- [Required work]:
Return the material word for word. Do not include the pictures.

------------------------------------------------------------

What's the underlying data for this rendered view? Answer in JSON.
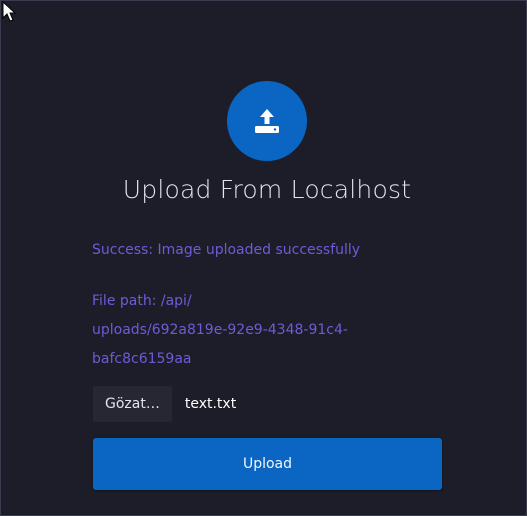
{
  "header": {
    "title": "Upload From Localhost",
    "icon": "upload-icon",
    "accent_color": "#0a66c2"
  },
  "status": {
    "message": "Success: Image uploaded successfully",
    "file_path_line1": "File path: /api/",
    "file_path_line2": "uploads/692a819e-92e9-4348-91c4-",
    "file_path_line3": "bafc8c6159aa",
    "color": "#6c5cd6"
  },
  "file_input": {
    "browse_label": "Gözat…",
    "selected_file": "text.txt"
  },
  "actions": {
    "upload_label": "Upload"
  }
}
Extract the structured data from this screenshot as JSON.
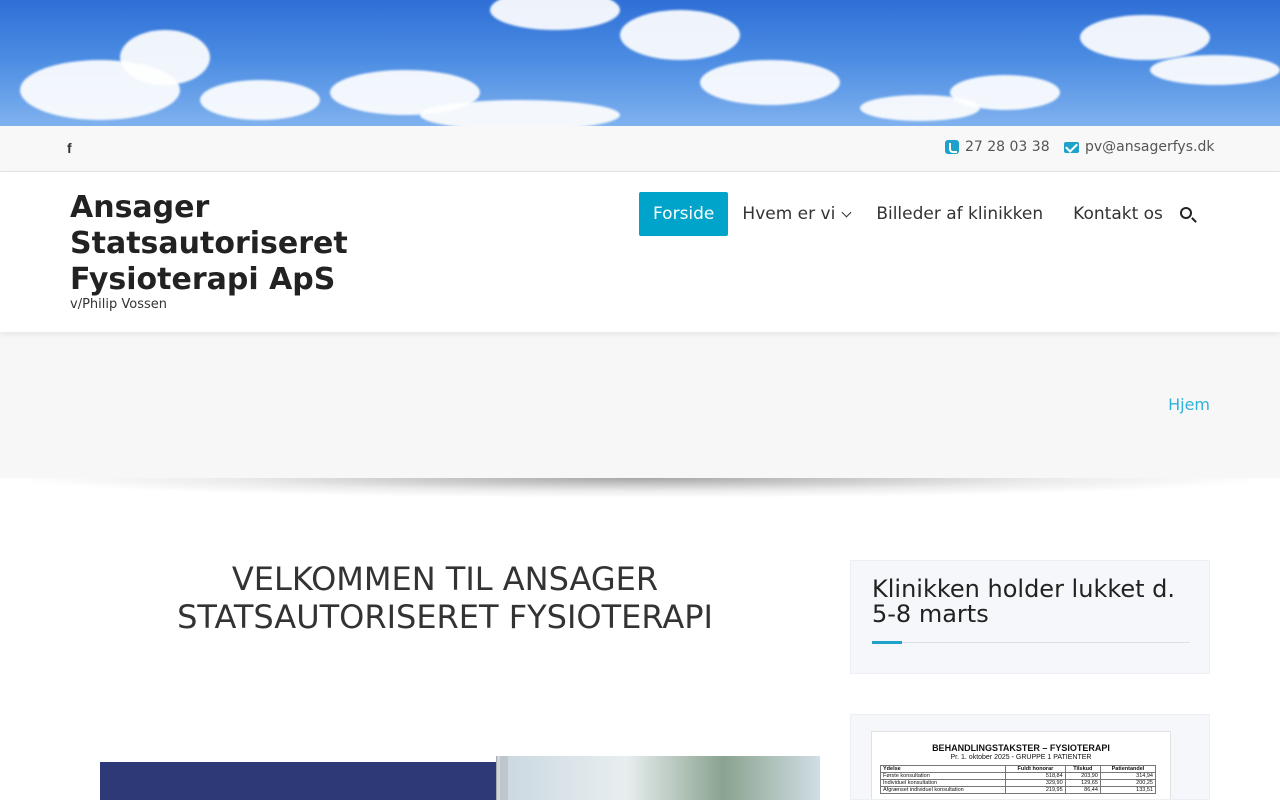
{
  "topbar": {
    "facebook_icon": "facebook-icon",
    "phone": "27 28 03 38",
    "email": "pv@ansagerfys.dk"
  },
  "header": {
    "title": "Ansager Statsautoriseret Fysioterapi ApS",
    "tagline": "v/Philip Vossen"
  },
  "nav": {
    "items": [
      {
        "label": "Forside",
        "active": true
      },
      {
        "label": "Hvem er vi",
        "has_dropdown": true
      },
      {
        "label": "Billeder af klinikken"
      },
      {
        "label": "Kontakt os"
      }
    ],
    "search_icon": "search-icon"
  },
  "breadcrumb": {
    "home": "Hjem"
  },
  "main": {
    "heading": "VELKOMMEN TIL ANSAGER STATSAUTORISERET FYSIOTERAPI"
  },
  "sidebar": {
    "notice_title": "Klinikken holder lukket d. 5-8 marts",
    "price_doc": {
      "title": "BEHANDLINGSTAKSTER – FYSIOTERAPI",
      "subtitle": "Pr. 1. oktober 2025 - GRUPPE 1 PATIENTER",
      "columns": [
        "Ydelse",
        "Fuldt honorar",
        "Tilskud",
        "Patientandel"
      ],
      "rows": [
        [
          "Første konsultation",
          "518,84",
          "203,90",
          "314,94"
        ],
        [
          "Individuel konsultation",
          "329,90",
          "129,65",
          "200,25"
        ],
        [
          "Afgrænset individuel konsultation",
          "219,95",
          "86,44",
          "133,51"
        ]
      ]
    }
  },
  "colors": {
    "accent": "#00a3c9",
    "link": "#2fb3d8"
  }
}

------------------------------------------------------------

- [Written answer]:
What's the underlying data for this rendered view? Answer in JSON.
{
  "header": {
    "title": "Upload From Localhost",
    "icon": "upload-icon",
    "accent_color": "#0a66c2"
  },
  "status": {
    "message": "Success: Image uploaded successfully",
    "file_path_line1": "File path: /api/",
    "file_path_line2": "uploads/692a819e-92e9-4348-91c4-",
    "file_path_line3": "bafc8c6159aa",
    "color": "#6c5cd6"
  },
  "file_input": {
    "browse_label": "Gözat…",
    "selected_file": "text.txt"
  },
  "actions": {
    "upload_label": "Upload"
  }
}
Extract the structured data from this screenshot as JSON.
{
  "topbar": {
    "facebook_icon": "facebook-icon",
    "phone": "27 28 03 38",
    "email": "pv@ansagerfys.dk"
  },
  "header": {
    "title": "Ansager Statsautoriseret Fysioterapi ApS",
    "tagline": "v/Philip Vossen"
  },
  "nav": {
    "items": [
      {
        "label": "Forside",
        "active": true
      },
      {
        "label": "Hvem er vi",
        "has_dropdown": true
      },
      {
        "label": "Billeder af klinikken"
      },
      {
        "label": "Kontakt os"
      }
    ],
    "search_icon": "search-icon"
  },
  "breadcrumb": {
    "home": "Hjem"
  },
  "main": {
    "heading": "VELKOMMEN TIL ANSAGER STATSAUTORISERET FYSIOTERAPI"
  },
  "sidebar": {
    "notice_title": "Klinikken holder lukket d. 5-8 marts",
    "price_doc": {
      "title": "BEHANDLINGSTAKSTER – FYSIOTERAPI",
      "subtitle": "Pr. 1. oktober 2025 - GRUPPE 1 PATIENTER",
      "columns": [
        "Ydelse",
        "Fuldt honorar",
        "Tilskud",
        "Patientandel"
      ],
      "rows": [
        [
          "Første konsultation",
          "518,84",
          "203,90",
          "314,94"
        ],
        [
          "Individuel konsultation",
          "329,90",
          "129,65",
          "200,25"
        ],
        [
          "Afgrænset individuel konsultation",
          "219,95",
          "86,44",
          "133,51"
        ]
      ]
    }
  },
  "colors": {
    "accent": "#00a3c9",
    "link": "#2fb3d8"
  }
}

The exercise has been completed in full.